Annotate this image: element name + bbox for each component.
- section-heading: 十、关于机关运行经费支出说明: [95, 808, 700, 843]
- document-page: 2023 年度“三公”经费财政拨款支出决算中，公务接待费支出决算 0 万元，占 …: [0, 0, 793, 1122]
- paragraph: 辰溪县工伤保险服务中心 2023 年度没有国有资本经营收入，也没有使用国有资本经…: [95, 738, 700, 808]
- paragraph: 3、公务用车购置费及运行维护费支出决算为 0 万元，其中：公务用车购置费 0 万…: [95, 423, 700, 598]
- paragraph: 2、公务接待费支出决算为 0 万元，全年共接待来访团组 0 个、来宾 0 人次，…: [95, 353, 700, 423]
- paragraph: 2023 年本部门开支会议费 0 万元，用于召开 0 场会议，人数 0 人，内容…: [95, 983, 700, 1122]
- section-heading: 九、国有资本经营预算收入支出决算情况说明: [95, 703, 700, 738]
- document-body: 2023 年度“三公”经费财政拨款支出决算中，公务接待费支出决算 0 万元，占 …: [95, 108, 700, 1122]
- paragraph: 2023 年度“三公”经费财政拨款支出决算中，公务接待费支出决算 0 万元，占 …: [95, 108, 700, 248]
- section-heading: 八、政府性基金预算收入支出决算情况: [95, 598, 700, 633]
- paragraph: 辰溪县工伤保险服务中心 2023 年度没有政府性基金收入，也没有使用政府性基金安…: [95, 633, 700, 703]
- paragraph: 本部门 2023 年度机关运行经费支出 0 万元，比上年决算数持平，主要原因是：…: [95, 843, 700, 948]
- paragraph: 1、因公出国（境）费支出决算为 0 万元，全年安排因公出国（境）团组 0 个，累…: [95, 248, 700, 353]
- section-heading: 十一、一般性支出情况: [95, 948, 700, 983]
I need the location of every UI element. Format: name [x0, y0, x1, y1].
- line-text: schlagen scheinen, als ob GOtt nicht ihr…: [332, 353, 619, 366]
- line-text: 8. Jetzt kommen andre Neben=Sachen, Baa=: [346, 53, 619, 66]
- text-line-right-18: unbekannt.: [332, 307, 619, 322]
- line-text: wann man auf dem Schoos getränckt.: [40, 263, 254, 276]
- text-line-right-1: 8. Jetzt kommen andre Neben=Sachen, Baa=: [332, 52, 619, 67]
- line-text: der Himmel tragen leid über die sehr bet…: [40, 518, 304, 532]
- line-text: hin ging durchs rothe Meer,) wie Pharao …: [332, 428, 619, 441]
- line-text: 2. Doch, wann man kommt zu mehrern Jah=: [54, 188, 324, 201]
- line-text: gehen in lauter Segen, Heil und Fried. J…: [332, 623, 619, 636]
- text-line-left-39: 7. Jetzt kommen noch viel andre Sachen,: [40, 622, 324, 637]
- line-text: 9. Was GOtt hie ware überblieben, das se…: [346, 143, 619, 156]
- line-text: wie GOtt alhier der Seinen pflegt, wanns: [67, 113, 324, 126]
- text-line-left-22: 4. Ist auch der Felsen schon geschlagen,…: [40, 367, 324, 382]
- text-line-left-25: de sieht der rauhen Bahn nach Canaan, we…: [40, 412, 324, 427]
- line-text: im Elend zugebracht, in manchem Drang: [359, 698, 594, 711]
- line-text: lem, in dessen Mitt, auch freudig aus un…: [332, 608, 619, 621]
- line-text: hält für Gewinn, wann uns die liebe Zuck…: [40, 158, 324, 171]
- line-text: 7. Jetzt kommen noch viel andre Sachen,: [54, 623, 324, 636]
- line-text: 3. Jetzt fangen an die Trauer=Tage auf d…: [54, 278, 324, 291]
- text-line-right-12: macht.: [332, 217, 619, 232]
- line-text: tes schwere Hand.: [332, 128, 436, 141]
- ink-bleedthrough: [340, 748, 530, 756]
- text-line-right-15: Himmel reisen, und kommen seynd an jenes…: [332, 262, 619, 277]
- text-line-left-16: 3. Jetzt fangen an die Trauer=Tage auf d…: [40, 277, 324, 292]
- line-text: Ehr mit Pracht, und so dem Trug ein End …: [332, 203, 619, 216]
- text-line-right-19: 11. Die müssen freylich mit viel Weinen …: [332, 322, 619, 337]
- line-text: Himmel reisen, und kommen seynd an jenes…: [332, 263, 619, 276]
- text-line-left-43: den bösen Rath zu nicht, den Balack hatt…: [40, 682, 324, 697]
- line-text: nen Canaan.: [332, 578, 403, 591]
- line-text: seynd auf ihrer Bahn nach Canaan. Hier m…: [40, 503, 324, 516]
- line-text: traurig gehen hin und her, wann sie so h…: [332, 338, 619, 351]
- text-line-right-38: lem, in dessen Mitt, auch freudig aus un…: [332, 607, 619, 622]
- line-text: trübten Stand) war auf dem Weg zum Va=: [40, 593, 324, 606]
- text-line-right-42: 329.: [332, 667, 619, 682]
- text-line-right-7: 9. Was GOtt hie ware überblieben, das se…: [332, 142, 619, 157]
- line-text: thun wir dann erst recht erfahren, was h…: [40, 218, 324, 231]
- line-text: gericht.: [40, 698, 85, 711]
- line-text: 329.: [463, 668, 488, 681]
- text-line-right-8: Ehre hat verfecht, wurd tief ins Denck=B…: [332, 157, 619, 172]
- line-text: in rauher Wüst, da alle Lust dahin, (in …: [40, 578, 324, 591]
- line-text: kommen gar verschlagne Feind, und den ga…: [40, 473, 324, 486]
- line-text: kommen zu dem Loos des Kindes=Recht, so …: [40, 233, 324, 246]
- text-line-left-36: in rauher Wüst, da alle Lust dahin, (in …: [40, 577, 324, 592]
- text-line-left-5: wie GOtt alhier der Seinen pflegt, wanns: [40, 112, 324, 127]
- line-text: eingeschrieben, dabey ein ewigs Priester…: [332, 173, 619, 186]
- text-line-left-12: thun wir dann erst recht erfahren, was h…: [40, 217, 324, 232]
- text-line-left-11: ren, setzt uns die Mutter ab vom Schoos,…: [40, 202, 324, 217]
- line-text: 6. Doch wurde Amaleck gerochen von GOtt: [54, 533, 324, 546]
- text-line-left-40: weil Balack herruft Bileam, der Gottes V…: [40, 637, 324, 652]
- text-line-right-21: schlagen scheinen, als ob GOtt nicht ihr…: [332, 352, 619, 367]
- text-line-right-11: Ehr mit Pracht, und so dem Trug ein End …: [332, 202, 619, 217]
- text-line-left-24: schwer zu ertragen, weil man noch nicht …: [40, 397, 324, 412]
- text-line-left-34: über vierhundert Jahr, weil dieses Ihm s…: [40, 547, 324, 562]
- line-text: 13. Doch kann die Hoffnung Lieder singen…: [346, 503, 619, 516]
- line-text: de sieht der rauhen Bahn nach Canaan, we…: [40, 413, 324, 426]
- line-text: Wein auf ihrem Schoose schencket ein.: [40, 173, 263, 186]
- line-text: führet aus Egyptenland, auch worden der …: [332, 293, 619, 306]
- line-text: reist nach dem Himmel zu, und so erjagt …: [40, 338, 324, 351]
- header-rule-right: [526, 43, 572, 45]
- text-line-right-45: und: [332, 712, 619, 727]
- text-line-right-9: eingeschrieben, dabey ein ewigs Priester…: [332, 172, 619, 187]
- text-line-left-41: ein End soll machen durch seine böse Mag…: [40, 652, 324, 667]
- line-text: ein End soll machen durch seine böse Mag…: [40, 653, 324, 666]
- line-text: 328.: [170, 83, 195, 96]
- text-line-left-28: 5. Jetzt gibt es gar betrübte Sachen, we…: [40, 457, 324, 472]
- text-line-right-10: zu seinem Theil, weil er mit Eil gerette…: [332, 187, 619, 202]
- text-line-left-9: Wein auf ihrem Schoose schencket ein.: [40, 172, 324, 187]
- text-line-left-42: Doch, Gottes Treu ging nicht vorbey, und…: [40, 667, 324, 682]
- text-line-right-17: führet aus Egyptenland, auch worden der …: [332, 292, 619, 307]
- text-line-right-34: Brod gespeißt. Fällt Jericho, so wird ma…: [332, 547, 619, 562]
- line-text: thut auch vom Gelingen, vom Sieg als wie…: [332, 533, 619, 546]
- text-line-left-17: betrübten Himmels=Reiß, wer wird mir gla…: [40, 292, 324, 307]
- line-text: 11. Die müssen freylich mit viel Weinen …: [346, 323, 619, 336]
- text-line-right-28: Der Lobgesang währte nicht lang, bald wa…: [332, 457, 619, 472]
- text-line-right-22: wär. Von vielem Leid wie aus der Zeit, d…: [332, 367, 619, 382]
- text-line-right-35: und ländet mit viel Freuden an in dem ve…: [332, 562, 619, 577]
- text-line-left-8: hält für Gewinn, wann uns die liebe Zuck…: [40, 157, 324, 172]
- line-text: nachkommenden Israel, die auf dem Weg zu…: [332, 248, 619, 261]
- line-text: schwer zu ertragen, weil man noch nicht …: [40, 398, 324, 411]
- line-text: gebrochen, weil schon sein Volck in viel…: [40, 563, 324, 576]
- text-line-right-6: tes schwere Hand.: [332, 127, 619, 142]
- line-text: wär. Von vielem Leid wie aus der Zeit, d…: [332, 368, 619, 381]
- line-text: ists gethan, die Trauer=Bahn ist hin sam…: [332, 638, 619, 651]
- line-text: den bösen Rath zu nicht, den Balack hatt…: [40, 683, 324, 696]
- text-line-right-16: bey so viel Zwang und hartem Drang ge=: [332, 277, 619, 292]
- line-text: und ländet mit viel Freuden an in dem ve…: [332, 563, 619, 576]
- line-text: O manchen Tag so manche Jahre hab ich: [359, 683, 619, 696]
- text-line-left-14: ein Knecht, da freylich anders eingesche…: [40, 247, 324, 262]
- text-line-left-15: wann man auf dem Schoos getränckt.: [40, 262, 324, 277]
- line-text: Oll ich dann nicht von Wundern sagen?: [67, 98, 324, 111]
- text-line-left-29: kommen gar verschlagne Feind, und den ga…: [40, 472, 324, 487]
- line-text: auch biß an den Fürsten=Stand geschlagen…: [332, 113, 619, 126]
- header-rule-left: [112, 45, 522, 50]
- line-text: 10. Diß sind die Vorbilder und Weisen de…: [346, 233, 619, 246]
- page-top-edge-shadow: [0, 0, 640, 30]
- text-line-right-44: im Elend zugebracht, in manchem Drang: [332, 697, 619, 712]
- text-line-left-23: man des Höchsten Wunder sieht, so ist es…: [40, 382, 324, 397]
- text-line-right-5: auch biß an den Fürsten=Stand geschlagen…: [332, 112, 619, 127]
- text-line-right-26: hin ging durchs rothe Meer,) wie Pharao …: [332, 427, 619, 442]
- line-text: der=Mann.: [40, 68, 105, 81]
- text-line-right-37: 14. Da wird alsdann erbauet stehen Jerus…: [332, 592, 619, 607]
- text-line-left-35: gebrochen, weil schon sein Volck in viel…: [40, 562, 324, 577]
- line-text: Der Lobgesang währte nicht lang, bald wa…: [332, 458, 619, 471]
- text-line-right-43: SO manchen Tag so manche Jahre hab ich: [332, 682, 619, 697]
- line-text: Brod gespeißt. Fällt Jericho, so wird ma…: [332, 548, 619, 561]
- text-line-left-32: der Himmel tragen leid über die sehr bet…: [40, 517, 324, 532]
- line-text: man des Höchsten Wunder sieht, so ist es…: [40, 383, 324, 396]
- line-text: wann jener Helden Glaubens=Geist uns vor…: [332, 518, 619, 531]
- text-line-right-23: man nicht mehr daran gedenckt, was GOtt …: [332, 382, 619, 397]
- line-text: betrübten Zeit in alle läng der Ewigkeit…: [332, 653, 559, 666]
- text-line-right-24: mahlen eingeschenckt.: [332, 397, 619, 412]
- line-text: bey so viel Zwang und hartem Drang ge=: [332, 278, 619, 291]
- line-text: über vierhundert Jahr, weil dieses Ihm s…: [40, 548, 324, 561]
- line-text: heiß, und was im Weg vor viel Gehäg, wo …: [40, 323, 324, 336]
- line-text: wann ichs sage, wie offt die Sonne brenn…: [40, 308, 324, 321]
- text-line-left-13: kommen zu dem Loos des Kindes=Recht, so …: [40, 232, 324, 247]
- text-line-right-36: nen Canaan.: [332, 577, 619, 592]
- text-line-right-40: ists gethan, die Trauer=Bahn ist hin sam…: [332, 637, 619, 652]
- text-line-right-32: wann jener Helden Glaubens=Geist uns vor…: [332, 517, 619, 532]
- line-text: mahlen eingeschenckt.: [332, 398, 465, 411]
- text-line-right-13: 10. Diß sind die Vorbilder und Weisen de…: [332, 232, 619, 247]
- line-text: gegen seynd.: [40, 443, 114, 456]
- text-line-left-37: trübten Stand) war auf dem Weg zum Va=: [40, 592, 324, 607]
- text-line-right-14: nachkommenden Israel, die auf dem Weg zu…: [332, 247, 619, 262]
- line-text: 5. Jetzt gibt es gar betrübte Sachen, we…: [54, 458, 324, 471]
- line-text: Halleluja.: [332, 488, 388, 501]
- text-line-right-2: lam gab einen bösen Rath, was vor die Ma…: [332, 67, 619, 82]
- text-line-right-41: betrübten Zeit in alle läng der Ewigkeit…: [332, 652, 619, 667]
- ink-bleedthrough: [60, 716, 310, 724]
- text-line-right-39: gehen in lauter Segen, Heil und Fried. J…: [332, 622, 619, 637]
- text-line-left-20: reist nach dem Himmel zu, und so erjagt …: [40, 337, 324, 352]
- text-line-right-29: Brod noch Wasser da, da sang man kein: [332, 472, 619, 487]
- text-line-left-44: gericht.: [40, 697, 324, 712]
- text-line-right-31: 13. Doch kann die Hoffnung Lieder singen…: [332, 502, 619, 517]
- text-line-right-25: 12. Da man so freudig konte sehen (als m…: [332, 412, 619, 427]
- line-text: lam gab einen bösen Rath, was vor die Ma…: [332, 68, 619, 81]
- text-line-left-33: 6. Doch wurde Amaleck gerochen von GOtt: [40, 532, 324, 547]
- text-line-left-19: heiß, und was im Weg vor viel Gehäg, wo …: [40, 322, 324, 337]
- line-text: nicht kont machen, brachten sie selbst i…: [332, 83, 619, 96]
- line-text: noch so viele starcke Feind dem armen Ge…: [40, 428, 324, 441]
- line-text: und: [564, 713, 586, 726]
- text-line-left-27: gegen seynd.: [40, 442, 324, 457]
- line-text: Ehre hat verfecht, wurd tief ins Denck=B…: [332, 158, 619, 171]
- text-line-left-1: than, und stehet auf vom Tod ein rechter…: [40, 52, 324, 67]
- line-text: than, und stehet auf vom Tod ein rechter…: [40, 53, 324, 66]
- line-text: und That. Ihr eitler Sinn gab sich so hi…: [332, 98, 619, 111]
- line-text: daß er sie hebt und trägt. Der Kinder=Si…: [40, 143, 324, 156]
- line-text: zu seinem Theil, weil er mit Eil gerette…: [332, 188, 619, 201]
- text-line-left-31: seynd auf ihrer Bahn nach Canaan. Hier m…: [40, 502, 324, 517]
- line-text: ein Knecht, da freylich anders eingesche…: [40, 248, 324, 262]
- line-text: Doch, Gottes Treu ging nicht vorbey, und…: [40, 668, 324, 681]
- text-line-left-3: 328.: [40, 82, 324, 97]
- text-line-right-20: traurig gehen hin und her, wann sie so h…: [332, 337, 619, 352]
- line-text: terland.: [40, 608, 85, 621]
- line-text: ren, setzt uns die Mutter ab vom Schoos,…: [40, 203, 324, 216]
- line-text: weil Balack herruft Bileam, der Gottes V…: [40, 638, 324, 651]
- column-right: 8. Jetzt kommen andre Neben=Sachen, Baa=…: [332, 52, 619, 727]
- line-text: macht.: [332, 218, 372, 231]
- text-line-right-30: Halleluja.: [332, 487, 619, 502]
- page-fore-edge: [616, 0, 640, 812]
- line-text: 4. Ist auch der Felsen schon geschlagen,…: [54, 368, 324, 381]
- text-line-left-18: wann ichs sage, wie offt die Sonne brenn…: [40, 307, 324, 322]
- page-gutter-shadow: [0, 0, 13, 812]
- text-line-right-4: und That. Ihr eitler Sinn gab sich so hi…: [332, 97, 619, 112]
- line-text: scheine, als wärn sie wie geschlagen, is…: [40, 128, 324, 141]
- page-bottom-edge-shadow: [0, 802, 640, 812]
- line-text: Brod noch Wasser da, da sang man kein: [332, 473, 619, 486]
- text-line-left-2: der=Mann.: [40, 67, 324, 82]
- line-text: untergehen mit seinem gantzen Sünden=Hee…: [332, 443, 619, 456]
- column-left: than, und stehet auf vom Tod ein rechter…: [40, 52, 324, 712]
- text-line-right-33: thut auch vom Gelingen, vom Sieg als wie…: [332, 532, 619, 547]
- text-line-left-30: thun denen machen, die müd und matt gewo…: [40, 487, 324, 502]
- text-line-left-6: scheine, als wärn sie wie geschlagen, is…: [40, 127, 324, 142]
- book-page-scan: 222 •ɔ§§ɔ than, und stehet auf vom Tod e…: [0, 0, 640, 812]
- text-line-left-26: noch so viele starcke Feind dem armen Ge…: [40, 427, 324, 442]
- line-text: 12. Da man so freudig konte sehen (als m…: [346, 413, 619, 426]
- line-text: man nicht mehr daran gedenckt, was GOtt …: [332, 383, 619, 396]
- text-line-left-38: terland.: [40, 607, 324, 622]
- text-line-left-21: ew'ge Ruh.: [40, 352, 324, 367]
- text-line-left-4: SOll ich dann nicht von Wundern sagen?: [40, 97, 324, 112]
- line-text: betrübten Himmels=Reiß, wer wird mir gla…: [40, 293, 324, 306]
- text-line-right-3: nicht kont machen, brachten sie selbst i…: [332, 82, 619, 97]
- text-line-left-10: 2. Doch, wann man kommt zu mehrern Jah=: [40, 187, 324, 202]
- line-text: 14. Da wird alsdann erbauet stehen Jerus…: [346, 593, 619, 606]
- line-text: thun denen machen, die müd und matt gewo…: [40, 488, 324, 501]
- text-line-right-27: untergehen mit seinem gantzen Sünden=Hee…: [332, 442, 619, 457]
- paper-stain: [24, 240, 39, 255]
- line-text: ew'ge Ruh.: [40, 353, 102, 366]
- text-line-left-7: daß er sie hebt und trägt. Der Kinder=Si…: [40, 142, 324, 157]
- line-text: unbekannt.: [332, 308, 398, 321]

====

# Requirements
Recast the listing as a Markdown table with the columns Row and Line. Start at its first line and end at the line that contains "- paragraph: 1、因公出国（境）费支出决算为", include both ends, and leave out any blank lines.

# Result for this task
| Row | Line |
|---|---|
| 1 | Annotate this image: element name + bbox for each component. |
| 2 | - section-heading: 十、关于机关运行经费支出说明: [95, 808, 700, 843] |
| 3 | - document-page: 2023 年度“三公”经费财政拨款支出决算中，公务接待费支出决算 0 万元，占 …: [0, 0, 793, 1122] |
| 4 | - paragraph: 辰溪县工伤保险服务中心 2023 年度没有国有资本经营收入，也没有使用国有资本经…: [95, 738, 700, 808] |
| 5 | - paragraph: 3、公务用车购置费及运行维护费支出决算为 0 万元，其中：公务用车购置费 0 万…: [95, 423, 700, 598] |
| 6 | - paragraph: 2、公务接待费支出决算为 0 万元，全年共接待来访团组 0 个、来宾 0 人次，…: [95, 353, 700, 423] |
| 7 | - paragraph: 2023 年本部门开支会议费 0 万元，用于召开 0 场会议，人数 0 人，内容…: [95, 983, 700, 1122] |
| 8 | - section-heading: 九、国有资本经营预算收入支出决算情况说明: [95, 703, 700, 738] |
| 9 | - document-body: 2023 年度“三公”经费财政拨款支出决算中，公务接待费支出决算 0 万元，占 …: [95, 108, 700, 1122] |
| 10 | - paragraph: 2023 年度“三公”经费财政拨款支出决算中，公务接待费支出决算 0 万元，占 …: [95, 108, 700, 248] |
| 11 | - section-heading: 八、政府性基金预算收入支出决算情况: [95, 598, 700, 633] |
| 12 | - paragraph: 辰溪县工伤保险服务中心 2023 年度没有政府性基金收入，也没有使用政府性基金安…: [95, 633, 700, 703] |
| 13 | - paragraph: 本部门 2023 年度机关运行经费支出 0 万元，比上年决算数持平，主要原因是：…: [95, 843, 700, 948] |
| 14 | - paragraph: 1、因公出国（境）费支出决算为 0 万元，全年安排因公出国（境）团组 0 个，累…: [95, 248, 700, 353] |